TASK DETAILS:
Copy the lines of the items below verbatim, starting with the line that contains "heatmap-cell xyxy=(917,100,932,115)" and ending with the line that contains "heatmap-cell xyxy=(1175,329,1190,344)", both of those lines included.

RECORDED DATA:

===

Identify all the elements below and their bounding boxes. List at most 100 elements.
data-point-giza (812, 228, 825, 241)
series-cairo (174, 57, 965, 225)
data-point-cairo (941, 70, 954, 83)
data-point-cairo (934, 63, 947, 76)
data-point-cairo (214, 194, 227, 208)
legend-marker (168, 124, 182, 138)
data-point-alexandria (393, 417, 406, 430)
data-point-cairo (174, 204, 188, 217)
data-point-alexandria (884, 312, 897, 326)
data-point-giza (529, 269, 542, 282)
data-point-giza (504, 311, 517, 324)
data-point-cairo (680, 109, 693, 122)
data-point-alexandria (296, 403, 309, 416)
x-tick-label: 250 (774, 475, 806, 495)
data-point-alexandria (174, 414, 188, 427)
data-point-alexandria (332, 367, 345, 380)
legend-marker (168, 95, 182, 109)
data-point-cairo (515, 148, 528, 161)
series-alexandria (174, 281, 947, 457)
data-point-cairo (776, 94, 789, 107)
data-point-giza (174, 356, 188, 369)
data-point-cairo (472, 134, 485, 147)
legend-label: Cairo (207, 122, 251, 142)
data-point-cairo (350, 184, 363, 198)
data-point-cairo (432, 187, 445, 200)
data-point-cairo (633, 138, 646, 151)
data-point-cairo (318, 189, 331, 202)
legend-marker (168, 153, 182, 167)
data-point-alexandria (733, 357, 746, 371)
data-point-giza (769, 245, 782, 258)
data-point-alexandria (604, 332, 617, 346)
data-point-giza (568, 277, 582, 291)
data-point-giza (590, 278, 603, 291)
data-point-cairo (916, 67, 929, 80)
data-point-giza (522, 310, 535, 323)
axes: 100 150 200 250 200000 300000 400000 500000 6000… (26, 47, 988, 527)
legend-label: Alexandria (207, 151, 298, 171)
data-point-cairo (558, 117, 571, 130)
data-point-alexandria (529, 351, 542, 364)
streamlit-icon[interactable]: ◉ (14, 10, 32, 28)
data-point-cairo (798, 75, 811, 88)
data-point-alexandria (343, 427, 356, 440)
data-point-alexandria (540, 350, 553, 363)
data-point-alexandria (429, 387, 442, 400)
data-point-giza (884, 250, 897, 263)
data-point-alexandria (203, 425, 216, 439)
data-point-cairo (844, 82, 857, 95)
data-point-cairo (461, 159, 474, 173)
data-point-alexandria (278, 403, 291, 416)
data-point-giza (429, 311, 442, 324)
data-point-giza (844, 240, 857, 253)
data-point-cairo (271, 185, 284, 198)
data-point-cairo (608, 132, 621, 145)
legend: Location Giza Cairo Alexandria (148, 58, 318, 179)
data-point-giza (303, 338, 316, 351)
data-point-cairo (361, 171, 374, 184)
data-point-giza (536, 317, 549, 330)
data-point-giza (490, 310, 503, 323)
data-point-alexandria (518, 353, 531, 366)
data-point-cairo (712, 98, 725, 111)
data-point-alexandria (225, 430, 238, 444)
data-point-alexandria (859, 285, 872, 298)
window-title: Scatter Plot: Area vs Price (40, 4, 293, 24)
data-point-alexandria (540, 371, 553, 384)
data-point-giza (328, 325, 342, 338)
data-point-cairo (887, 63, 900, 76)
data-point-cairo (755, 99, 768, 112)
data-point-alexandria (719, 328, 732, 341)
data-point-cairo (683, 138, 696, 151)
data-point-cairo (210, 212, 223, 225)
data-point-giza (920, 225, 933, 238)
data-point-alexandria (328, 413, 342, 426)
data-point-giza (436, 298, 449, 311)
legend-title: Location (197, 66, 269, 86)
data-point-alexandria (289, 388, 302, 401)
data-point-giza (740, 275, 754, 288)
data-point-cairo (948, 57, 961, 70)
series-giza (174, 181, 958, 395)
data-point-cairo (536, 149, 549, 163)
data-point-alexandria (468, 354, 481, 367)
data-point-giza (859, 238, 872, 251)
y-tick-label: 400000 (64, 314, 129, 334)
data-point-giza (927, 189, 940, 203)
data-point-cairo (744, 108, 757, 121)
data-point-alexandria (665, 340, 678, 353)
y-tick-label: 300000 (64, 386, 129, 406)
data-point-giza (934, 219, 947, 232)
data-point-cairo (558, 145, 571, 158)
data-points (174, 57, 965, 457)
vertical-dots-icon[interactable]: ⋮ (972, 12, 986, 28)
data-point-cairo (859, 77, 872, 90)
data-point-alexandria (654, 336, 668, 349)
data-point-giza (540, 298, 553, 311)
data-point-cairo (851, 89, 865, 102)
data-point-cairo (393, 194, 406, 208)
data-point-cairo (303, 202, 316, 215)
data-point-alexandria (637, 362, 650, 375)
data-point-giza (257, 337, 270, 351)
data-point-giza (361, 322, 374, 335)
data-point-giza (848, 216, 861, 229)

===

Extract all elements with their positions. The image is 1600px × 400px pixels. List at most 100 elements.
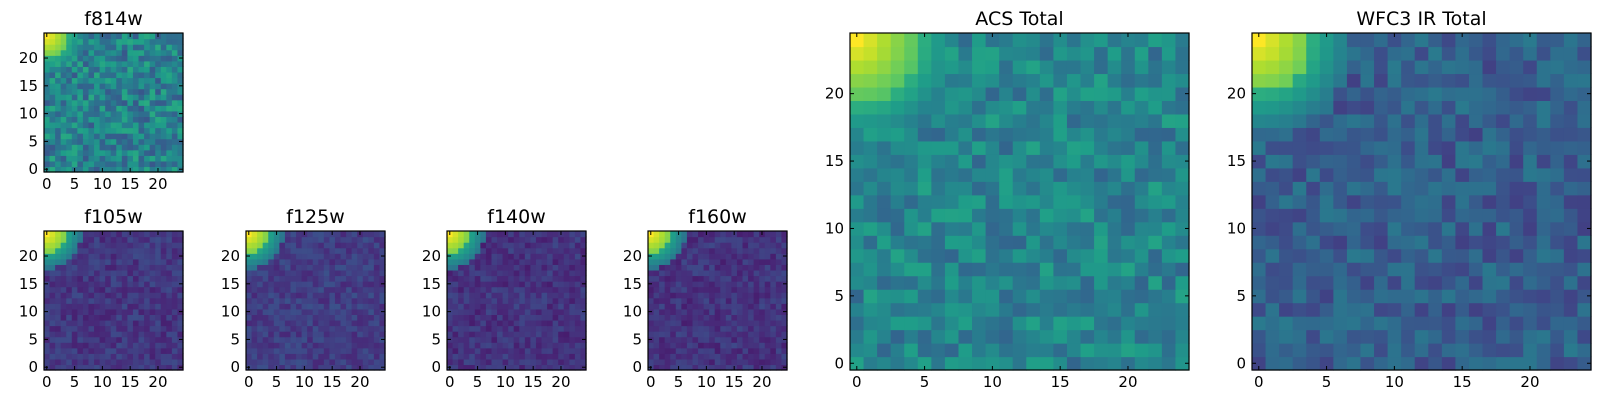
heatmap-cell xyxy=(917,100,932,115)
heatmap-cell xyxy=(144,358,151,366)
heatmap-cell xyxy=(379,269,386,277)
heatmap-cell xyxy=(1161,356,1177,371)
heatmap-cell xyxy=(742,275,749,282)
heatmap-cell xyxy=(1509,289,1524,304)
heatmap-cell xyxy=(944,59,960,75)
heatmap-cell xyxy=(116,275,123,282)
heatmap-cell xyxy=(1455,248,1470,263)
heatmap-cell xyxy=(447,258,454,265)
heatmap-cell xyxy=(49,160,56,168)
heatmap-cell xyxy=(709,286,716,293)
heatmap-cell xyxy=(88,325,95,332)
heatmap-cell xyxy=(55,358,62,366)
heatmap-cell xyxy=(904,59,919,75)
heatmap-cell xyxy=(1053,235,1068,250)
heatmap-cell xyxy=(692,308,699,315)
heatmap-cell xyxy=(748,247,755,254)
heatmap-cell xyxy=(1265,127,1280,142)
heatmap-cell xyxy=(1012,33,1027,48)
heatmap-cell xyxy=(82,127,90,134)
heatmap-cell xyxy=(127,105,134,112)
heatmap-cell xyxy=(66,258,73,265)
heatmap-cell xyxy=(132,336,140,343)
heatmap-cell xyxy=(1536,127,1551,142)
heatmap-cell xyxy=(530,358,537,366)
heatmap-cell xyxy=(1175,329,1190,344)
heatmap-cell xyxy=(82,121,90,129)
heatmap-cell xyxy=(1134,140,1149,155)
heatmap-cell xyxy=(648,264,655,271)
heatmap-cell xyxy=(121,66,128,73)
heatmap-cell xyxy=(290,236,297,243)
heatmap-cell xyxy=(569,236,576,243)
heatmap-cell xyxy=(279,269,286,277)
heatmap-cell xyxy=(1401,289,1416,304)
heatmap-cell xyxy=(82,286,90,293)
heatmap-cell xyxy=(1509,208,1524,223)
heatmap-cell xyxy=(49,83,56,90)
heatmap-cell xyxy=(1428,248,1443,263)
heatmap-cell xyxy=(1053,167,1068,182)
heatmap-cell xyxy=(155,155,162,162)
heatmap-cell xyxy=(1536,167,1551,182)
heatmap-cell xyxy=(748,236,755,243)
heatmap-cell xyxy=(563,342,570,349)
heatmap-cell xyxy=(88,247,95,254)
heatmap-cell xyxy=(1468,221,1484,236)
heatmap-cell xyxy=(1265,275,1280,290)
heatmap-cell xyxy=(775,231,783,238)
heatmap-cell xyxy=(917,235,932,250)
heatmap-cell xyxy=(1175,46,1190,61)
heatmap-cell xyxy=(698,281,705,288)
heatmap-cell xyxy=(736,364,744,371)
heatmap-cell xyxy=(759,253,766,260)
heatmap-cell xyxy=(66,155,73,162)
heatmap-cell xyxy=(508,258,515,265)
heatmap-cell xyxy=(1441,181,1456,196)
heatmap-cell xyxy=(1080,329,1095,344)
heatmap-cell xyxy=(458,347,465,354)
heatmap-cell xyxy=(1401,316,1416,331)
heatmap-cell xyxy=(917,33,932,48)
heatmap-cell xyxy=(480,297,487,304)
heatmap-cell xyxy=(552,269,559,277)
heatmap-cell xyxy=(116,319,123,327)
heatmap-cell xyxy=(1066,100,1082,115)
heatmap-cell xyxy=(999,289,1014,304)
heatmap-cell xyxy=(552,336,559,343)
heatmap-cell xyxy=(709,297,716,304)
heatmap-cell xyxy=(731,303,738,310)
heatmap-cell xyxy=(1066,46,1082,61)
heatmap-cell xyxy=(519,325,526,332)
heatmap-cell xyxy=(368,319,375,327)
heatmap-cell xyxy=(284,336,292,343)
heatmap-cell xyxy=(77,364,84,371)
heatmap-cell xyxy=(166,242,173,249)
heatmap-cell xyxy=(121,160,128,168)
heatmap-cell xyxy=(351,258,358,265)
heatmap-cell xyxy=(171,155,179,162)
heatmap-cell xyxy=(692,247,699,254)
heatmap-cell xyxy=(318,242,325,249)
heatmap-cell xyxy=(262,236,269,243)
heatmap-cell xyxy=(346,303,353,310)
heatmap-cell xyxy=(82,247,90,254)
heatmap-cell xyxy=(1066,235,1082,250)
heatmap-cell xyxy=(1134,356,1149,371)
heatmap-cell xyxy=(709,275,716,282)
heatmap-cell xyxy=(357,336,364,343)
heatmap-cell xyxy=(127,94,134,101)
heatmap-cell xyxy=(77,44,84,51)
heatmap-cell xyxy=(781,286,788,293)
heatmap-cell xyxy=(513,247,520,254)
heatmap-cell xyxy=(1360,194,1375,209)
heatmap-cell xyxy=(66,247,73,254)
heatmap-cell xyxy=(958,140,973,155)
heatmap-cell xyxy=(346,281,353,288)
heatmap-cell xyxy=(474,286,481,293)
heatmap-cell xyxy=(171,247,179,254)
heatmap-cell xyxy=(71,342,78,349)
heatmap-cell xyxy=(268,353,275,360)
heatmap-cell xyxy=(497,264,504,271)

===

SOLUTION TO THE PROBLEM:
heatmap-cell xyxy=(917,100,932,115)
heatmap-cell xyxy=(144,358,151,366)
heatmap-cell xyxy=(379,269,386,277)
heatmap-cell xyxy=(1161,356,1177,371)
heatmap-cell xyxy=(742,275,749,282)
heatmap-cell xyxy=(1509,289,1524,304)
heatmap-cell xyxy=(944,59,960,75)
heatmap-cell xyxy=(116,275,123,282)
heatmap-cell xyxy=(1455,248,1470,263)
heatmap-cell xyxy=(447,258,454,265)
heatmap-cell xyxy=(49,160,56,168)
heatmap-cell xyxy=(709,286,716,293)
heatmap-cell xyxy=(88,325,95,332)
heatmap-cell xyxy=(55,358,62,366)
heatmap-cell xyxy=(904,59,919,75)
heatmap-cell xyxy=(1053,235,1068,250)
heatmap-cell xyxy=(692,308,699,315)
heatmap-cell xyxy=(748,247,755,254)
heatmap-cell xyxy=(1265,127,1280,142)
heatmap-cell xyxy=(1012,33,1027,48)
heatmap-cell xyxy=(82,127,90,134)
heatmap-cell xyxy=(127,105,134,112)
heatmap-cell xyxy=(66,258,73,265)
heatmap-cell xyxy=(132,336,140,343)
heatmap-cell xyxy=(1536,127,1551,142)
heatmap-cell xyxy=(530,358,537,366)
heatmap-cell xyxy=(1175,329,1190,344)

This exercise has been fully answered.